# Problem statement
In the entries below, find the lines that contain the word "momentum" and copy them.

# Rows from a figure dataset
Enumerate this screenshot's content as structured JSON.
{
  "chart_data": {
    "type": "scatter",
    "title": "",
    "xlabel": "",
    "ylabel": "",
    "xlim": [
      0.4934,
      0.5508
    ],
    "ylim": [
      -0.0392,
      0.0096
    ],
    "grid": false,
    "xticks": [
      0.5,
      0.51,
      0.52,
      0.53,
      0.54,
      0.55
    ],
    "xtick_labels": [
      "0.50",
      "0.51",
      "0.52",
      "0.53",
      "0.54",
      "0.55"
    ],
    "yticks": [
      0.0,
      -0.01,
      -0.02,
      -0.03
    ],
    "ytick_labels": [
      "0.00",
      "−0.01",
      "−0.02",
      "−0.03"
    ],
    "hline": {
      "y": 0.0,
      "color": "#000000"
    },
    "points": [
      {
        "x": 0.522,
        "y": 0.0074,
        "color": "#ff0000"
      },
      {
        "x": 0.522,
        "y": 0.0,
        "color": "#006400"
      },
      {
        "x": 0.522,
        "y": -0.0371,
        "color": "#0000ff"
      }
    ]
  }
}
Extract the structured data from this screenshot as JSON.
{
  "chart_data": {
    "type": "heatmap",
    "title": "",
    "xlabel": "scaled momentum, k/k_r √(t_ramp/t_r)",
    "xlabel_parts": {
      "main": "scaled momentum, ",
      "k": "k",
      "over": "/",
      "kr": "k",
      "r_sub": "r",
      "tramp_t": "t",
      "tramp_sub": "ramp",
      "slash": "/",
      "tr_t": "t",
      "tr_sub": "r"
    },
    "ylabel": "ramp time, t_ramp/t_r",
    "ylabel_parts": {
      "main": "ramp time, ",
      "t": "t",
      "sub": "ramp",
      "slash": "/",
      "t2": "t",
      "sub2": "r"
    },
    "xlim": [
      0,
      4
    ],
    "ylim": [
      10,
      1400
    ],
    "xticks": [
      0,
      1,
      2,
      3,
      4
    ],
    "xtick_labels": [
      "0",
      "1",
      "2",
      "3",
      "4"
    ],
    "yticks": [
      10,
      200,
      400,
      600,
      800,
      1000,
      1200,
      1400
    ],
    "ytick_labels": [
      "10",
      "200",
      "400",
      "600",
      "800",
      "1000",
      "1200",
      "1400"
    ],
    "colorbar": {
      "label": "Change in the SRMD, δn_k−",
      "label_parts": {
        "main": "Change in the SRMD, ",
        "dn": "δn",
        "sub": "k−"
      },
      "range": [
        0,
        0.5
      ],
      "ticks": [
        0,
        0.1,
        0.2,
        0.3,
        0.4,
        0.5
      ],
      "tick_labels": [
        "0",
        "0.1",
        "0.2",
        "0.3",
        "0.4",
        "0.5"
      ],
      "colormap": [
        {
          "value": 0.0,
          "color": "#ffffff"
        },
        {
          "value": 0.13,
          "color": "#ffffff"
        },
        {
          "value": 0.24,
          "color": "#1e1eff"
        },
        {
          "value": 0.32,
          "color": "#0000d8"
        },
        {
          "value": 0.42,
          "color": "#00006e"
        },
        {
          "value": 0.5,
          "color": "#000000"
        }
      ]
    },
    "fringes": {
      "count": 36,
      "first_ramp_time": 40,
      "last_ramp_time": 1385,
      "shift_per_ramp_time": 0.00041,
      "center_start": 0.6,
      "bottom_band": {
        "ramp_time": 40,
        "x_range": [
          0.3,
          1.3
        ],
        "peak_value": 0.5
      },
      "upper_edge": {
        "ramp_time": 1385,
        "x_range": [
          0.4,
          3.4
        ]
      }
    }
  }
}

# Solution for this exercise
    "xlabel": "scaled momentum, k/k_r √(t_ramp/t_r)",
      "main": "scaled momentum, ",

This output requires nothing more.